Some records
----------------
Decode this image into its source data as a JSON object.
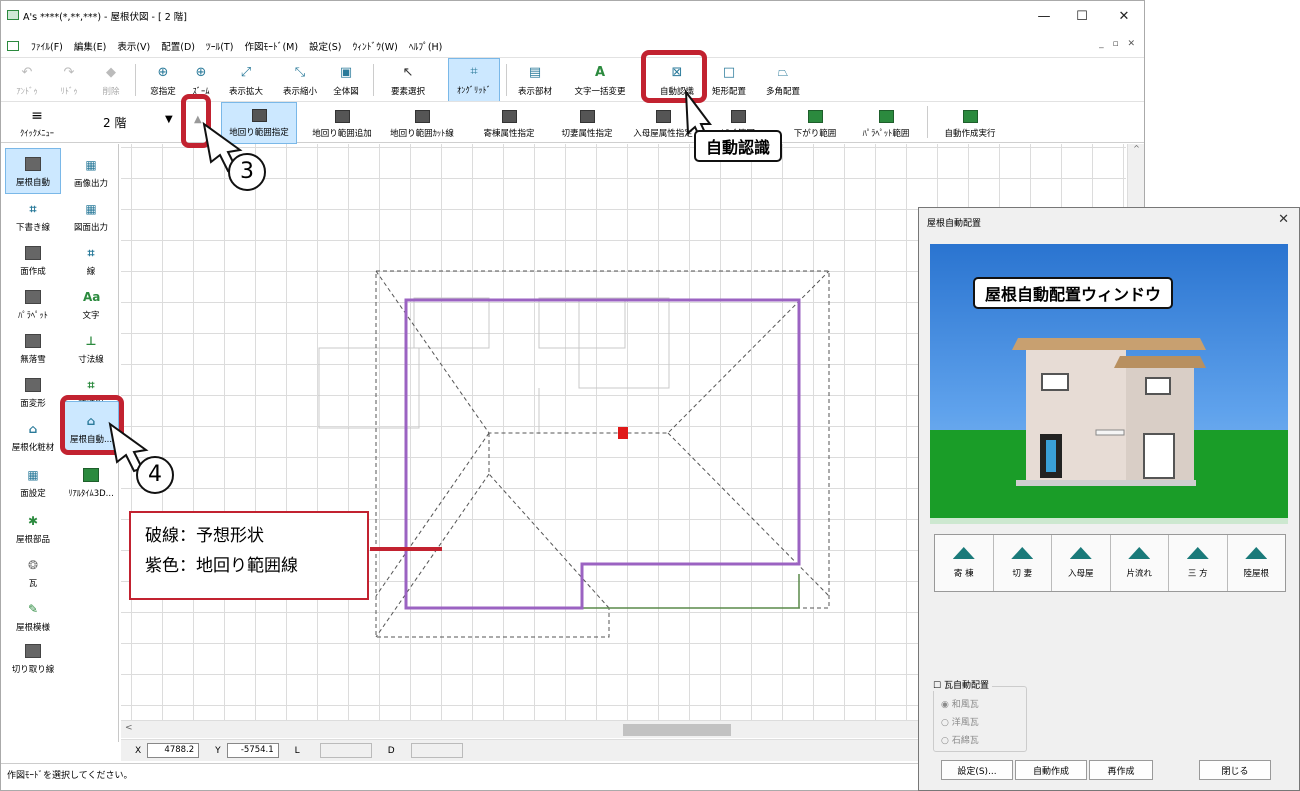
{
  "window": {
    "title": "A's ****(*,**,***) - 屋根伏図 - [ 2 階]"
  },
  "menu": [
    "ﾌｧｲﾙ(F)",
    "編集(E)",
    "表示(V)",
    "配置(D)",
    "ﾂｰﾙ(T)",
    "作図ﾓｰﾄﾞ(M)",
    "設定(S)",
    "ｳｨﾝﾄﾞｳ(W)",
    "ﾍﾙﾌﾟ(H)"
  ],
  "toolbar1": [
    "ｱﾝﾄﾞｩ",
    "ﾘﾄﾞｩ",
    "削除",
    "窓指定",
    "ｽﾞｰﾑ",
    "表示拡大",
    "表示縮小",
    "全体図",
    "要素選択",
    "ｵﾝｸﾞﾘｯﾄﾞ",
    "表示部材",
    "文字一括変更",
    "自動認識",
    "矩形配置",
    "多角配置"
  ],
  "toolbar2": {
    "quick_menu": "ｸｲｯｸﾒﾆｭｰ",
    "floor": "2 階",
    "items": [
      "地回り範囲指定",
      "地回り範囲追加",
      "地回り範囲ｶｯﾄ線",
      "寄棟属性指定",
      "切妻属性指定",
      "入母屋属性指定",
      "ｹﾗﾊﾞ範囲",
      "下がり範囲",
      "ﾊﾟﾗﾍﾟｯﾄ範囲",
      "自動作成実行"
    ]
  },
  "leftbar": [
    "屋根自動",
    "画像出力",
    "下書き線",
    "図面出力",
    "面作成",
    "線",
    "ﾊﾟﾗﾍﾟｯﾄ",
    "文字",
    "無落雪",
    "寸法線",
    "面変形",
    "補助線",
    "屋根化粧材",
    "屋根自動...",
    "面設定",
    "ﾘｱﾙﾀｲﾑ3D...",
    "屋根部品",
    "瓦",
    "屋根模様",
    "切り取り線"
  ],
  "coords": {
    "x_label": "X",
    "x": "4788.2",
    "y_label": "Y",
    "y": "-5754.1",
    "l_label": "L",
    "d_label": "D"
  },
  "status": "作図ﾓｰﾄﾞを選択してください。",
  "annotations": {
    "auto_recognize": "自動認識",
    "step3": "3",
    "step4": "4",
    "legend_line1": "破線：予想形状",
    "legend_line2": "紫色：地回り範囲線",
    "dialog_label": "屋根自動配置ウィンドウ"
  },
  "dialog": {
    "title": "屋根自動配置",
    "roof_types": [
      "寄 棟",
      "切 妻",
      "入母屋",
      "片流れ",
      "三 方",
      "陸屋根"
    ],
    "tile_checkbox": "瓦自動配置",
    "tile_options": [
      "和風瓦",
      "洋風瓦",
      "石綿瓦"
    ],
    "buttons": {
      "settings": "設定(S)...",
      "auto_create": "自動作成",
      "recreate": "再作成",
      "close": "閉じる"
    }
  },
  "colors": {
    "accent_red": "#c22230",
    "boundary_purple": "#9b63c2",
    "selection_blue": "#cce8ff"
  }
}
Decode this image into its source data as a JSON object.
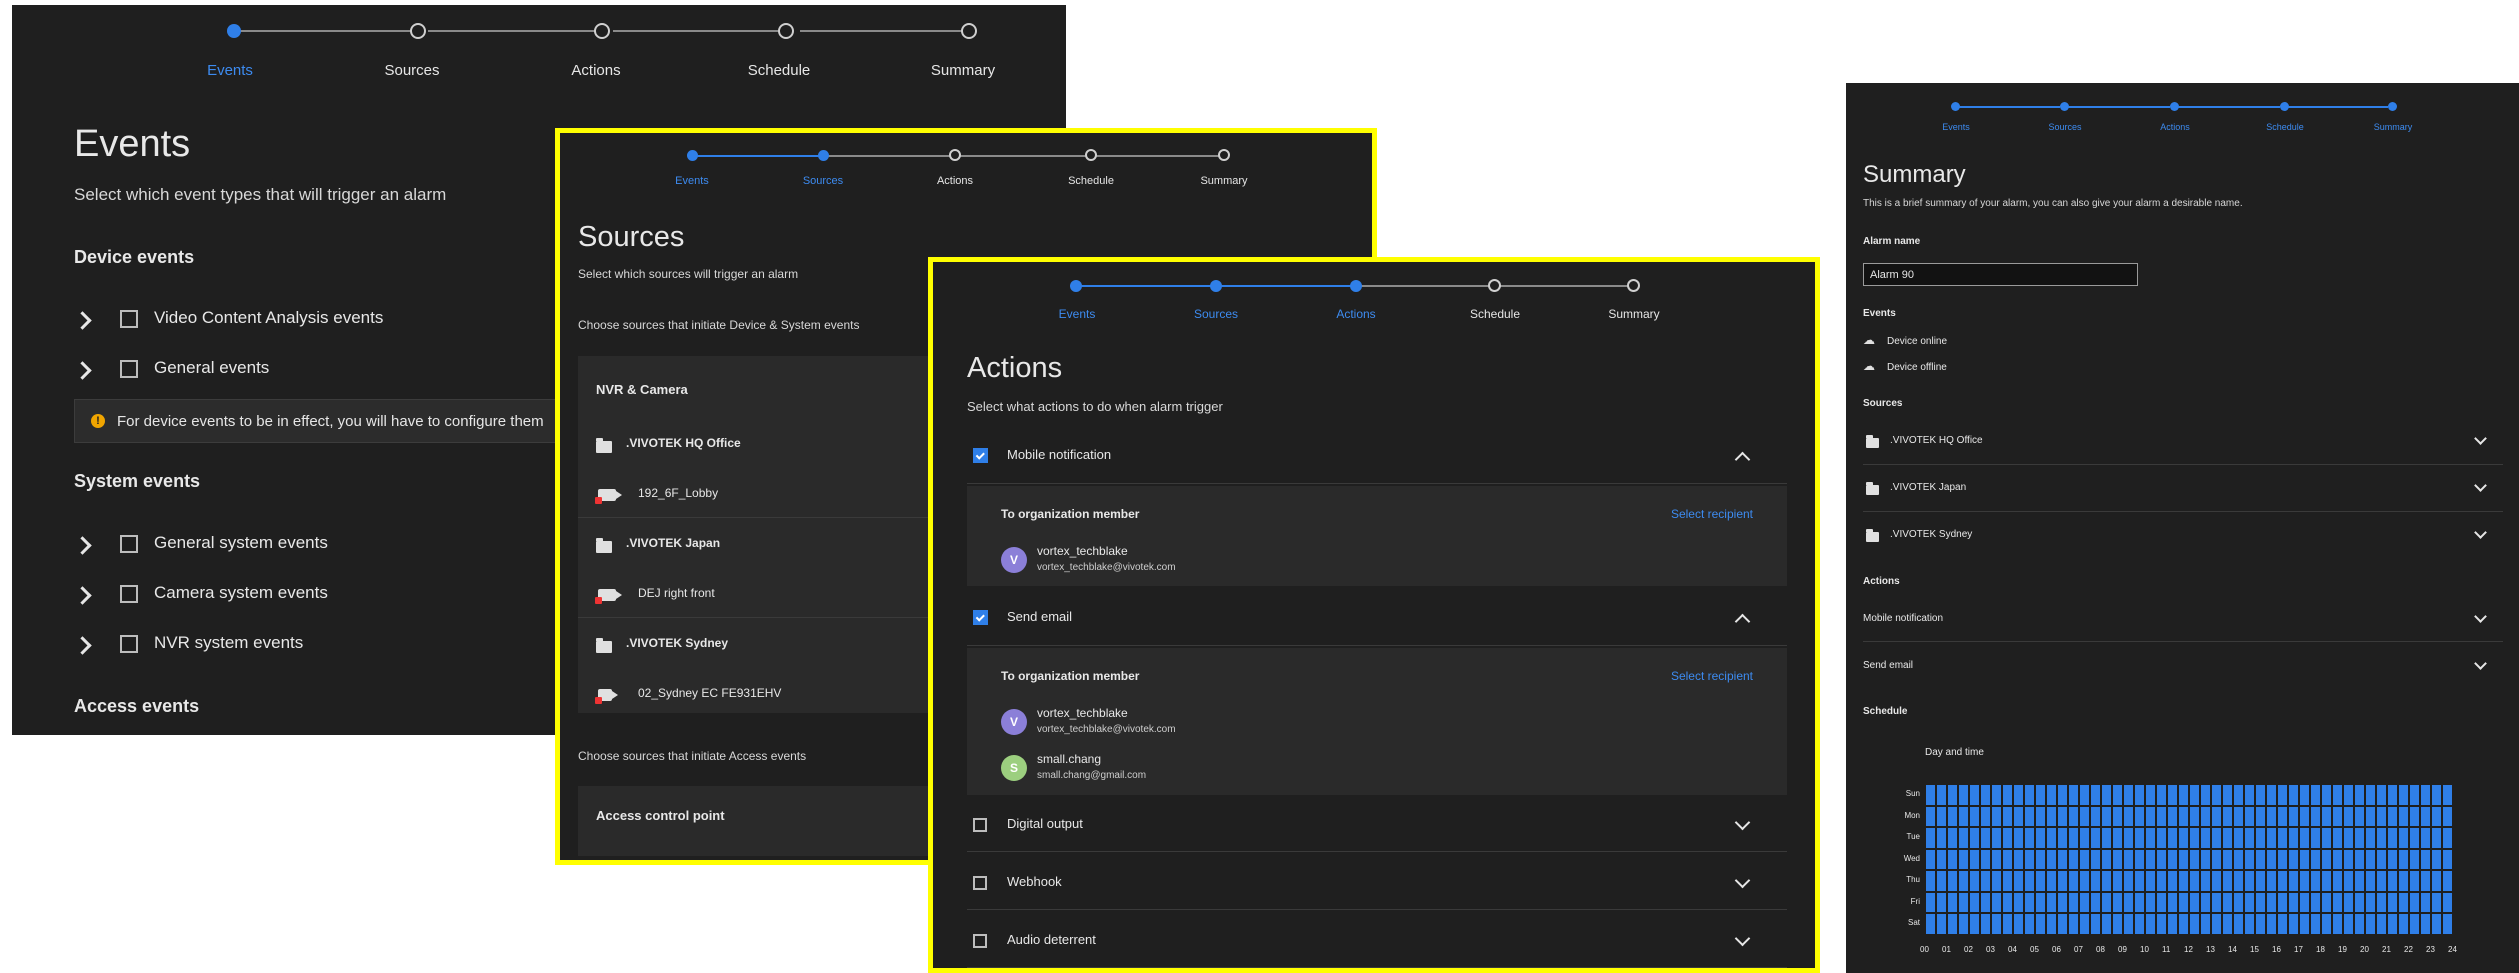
{
  "steps": [
    "Events",
    "Sources",
    "Actions",
    "Schedule",
    "Summary"
  ],
  "events_panel": {
    "title": "Events",
    "subtitle": "Select which event types that will trigger an alarm",
    "device_heading": "Device events",
    "device_items": [
      "Video Content Analysis events",
      "General events"
    ],
    "info_text": "For device events to be in effect, you will have to configure them",
    "system_heading": "System events",
    "system_items": [
      "General system events",
      "Camera system events",
      "NVR system events"
    ],
    "access_heading": "Access events"
  },
  "sources_panel": {
    "title": "Sources",
    "subtitle": "Select which sources will trigger an alarm",
    "device_prompt": "Choose sources that initiate Device & System events",
    "group_title": "NVR & Camera",
    "sites": [
      {
        "name": ".VIVOTEK HQ Office",
        "camera": "192_6F_Lobby"
      },
      {
        "name": ".VIVOTEK Japan",
        "camera": "DEJ right front"
      },
      {
        "name": ".VIVOTEK Sydney",
        "camera": "02_Sydney EC FE931EHV"
      }
    ],
    "access_prompt": "Choose sources that initiate Access events",
    "access_group": "Access control point"
  },
  "actions_panel": {
    "title": "Actions",
    "subtitle": "Select what actions to do when alarm trigger",
    "mobile_label": "Mobile notification",
    "email_label": "Send email",
    "org_member": "To organization member",
    "select_recipient": "Select recipient",
    "mobile_recipients": [
      {
        "initial": "V",
        "name": "vortex_techblake",
        "email": "vortex_techblake@vivotek.com"
      }
    ],
    "email_recipients": [
      {
        "initial": "V",
        "name": "vortex_techblake",
        "email": "vortex_techblake@vivotek.com"
      },
      {
        "initial": "S",
        "name": "small.chang",
        "email": "small.chang@gmail.com"
      }
    ],
    "other_actions": [
      "Digital output",
      "Webhook",
      "Audio deterrent"
    ]
  },
  "summary_panel": {
    "title": "Summary",
    "subtitle": "This is a brief summary of your alarm, you can also give your alarm a desirable name.",
    "alarm_name_label": "Alarm name",
    "alarm_name_value": "Alarm 90",
    "events_heading": "Events",
    "events": [
      "Device online",
      "Device offline"
    ],
    "sources_heading": "Sources",
    "sources": [
      ".VIVOTEK HQ Office",
      ".VIVOTEK Japan",
      ".VIVOTEK Sydney"
    ],
    "actions_heading": "Actions",
    "actions": [
      "Mobile notification",
      "Send email"
    ],
    "schedule_heading": "Schedule",
    "day_time_label": "Day and time",
    "days": [
      "Sun",
      "Mon",
      "Tue",
      "Wed",
      "Thu",
      "Fri",
      "Sat"
    ],
    "hours": [
      "00",
      "01",
      "02",
      "03",
      "04",
      "05",
      "06",
      "07",
      "08",
      "09",
      "10",
      "11",
      "12",
      "13",
      "14",
      "15",
      "16",
      "17",
      "18",
      "19",
      "20",
      "21",
      "22",
      "23",
      "24"
    ]
  },
  "colors": {
    "accent": "#2f7fe8",
    "highlight_border": "#ffff00",
    "panel_bg": "#1f1f1f"
  }
}
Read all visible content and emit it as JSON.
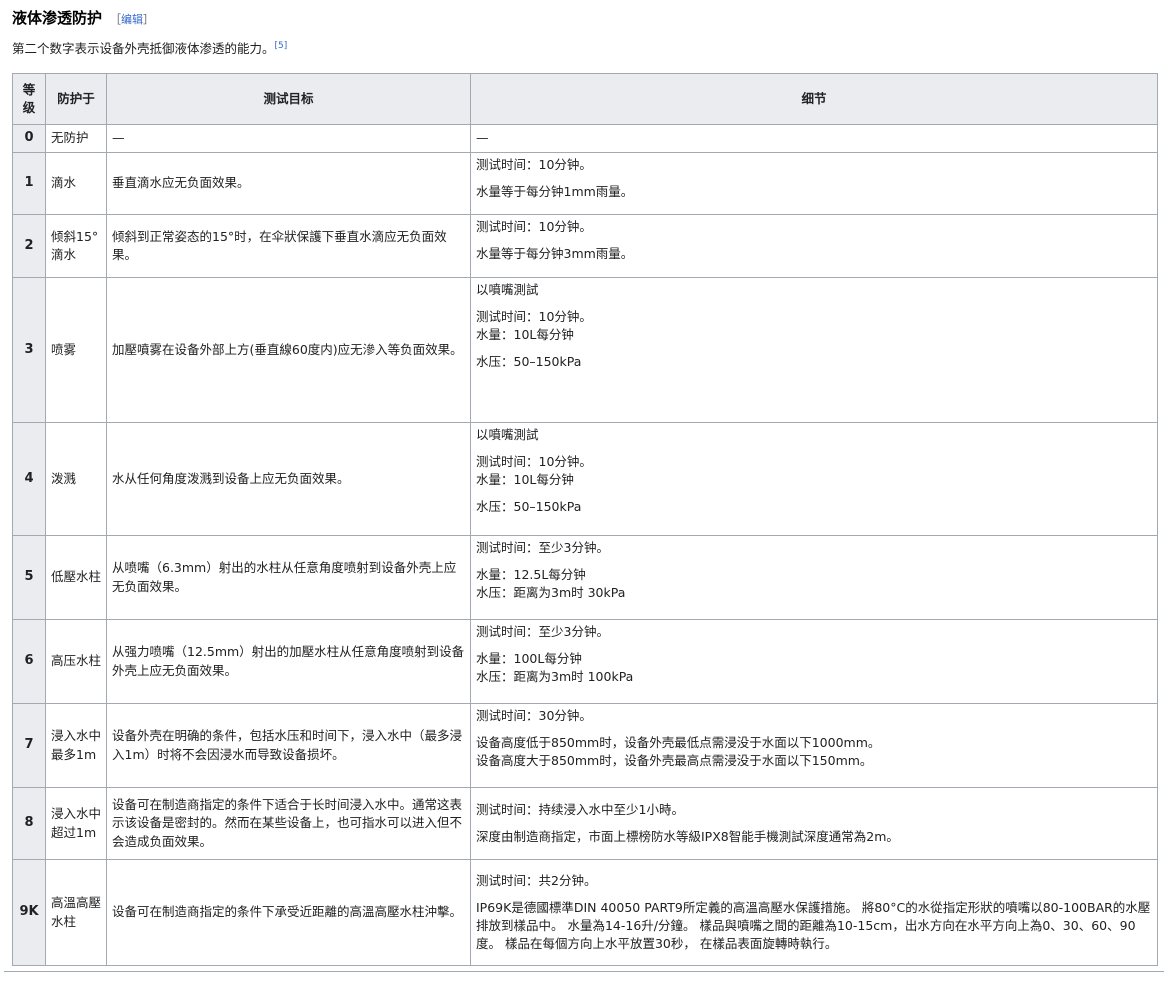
{
  "section": {
    "title": "液体渗透防护",
    "edit_bracket_open": "［",
    "edit_label": "编辑",
    "edit_bracket_close": "］",
    "intro": "第二个数字表示设备外壳抵御液体渗透的能力。",
    "ref": "[5]"
  },
  "table": {
    "headers": {
      "level": "等级",
      "protects": "防护于",
      "target": "测试目标",
      "detail": "细节"
    },
    "rows": [
      {
        "level": "0",
        "protects": "无防护",
        "target": "—",
        "details": [
          "—"
        ]
      },
      {
        "level": "1",
        "protects": "滴水",
        "target": "垂直滴水应无负面效果。",
        "details": [
          "测试时间：10分钟。",
          "水量等于每分钟1mm雨量。"
        ]
      },
      {
        "level": "2",
        "protects": "倾斜15°滴水",
        "target": "倾斜到正常姿态的15°时，在伞狀保護下垂直水滴应无负面效果。",
        "details": [
          "测试时间：10分钟。",
          "水量等于每分钟3mm雨量。"
        ]
      },
      {
        "level": "3",
        "protects": "喷雾",
        "target": "加壓噴雾在设备外部上方(垂直線60度内)应无滲入等负面效果。",
        "details": [
          "以噴嘴測試",
          "测试时间：10分钟。",
          "水量：10L每分钟",
          "水压：50–150kPa"
        ]
      },
      {
        "level": "4",
        "protects": "泼溅",
        "target": "水从任何角度泼溅到设备上应无负面效果。",
        "details": [
          "以噴嘴測試",
          "测试时间：10分钟。",
          "水量：10L每分钟",
          "水压：50–150kPa"
        ]
      },
      {
        "level": "5",
        "protects": "低壓水柱",
        "target": "从喷嘴（6.3mm）射出的水柱从任意角度喷射到设备外壳上应无负面效果。",
        "details": [
          "测试时间：至少3分钟。",
          "水量：12.5L每分钟",
          "水压：距离为3m时 30kPa"
        ]
      },
      {
        "level": "6",
        "protects": "高压水柱",
        "target": "从强力喷嘴（12.5mm）射出的加壓水柱从任意角度喷射到设备外壳上应无负面效果。",
        "details": [
          "测试时间：至少3分钟。",
          "水量：100L每分钟",
          "水压：距离为3m时 100kPa"
        ]
      },
      {
        "level": "7",
        "protects": "浸入水中最多1m",
        "target": "设备外壳在明确的条件，包括水压和时间下，浸入水中（最多浸入1m）时将不会因浸水而导致设备损坏。",
        "details": [
          "测试时间：30分钟。",
          "设备高度低于850mm时，设备外壳最低点需浸没于水面以下1000mm。",
          "设备高度大于850mm时，设备外壳最高点需浸没于水面以下150mm。"
        ]
      },
      {
        "level": "8",
        "protects": "浸入水中超过1m",
        "target": "设备可在制造商指定的条件下适合于长时间浸入水中。通常这表示该设备是密封的。然而在某些设备上，也可指水可以进入但不会造成负面效果。",
        "details": [
          "测试时间：持续浸入水中至少1小時。",
          "深度由制造商指定，市面上標榜防水等級IPX8智能手機測試深度通常為2m。"
        ]
      },
      {
        "level": "9K",
        "protects": "高溫高壓水柱",
        "target": "设备可在制造商指定的条件下承受近距離的高溫高壓水柱沖擊。",
        "details": [
          "测试时间：共2分钟。",
          "IP69K是德國標準DIN 40050 PART9所定義的高溫高壓水保護措施。 將80°C的水從指定形狀的噴嘴以80-100BAR的水壓排放到樣品中。 水量為14-16升/分鐘。 樣品與噴嘴之間的距離為10-15cm，出水方向在水平方向上為0、30、60、90度。 樣品在每個方向上水平放置30秒， 在樣品表面旋轉時執行。"
        ]
      }
    ]
  }
}
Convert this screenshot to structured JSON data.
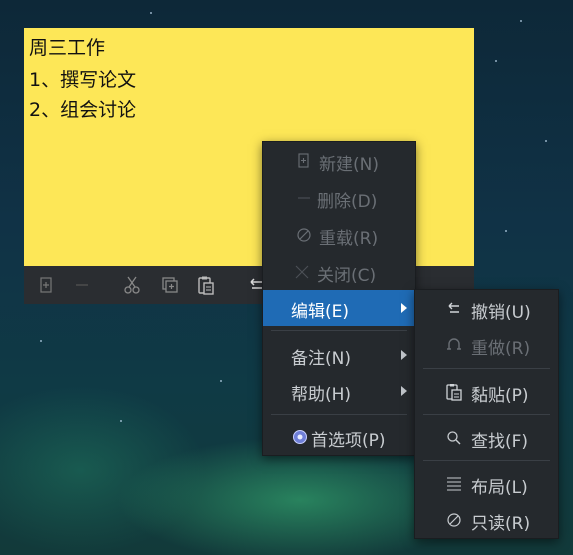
----------------
▶ THE REQUEST
Of all the lines in the listing above, how many contain the word "that"? Answer with the number alone.

▶ RESPONSE BELOW
3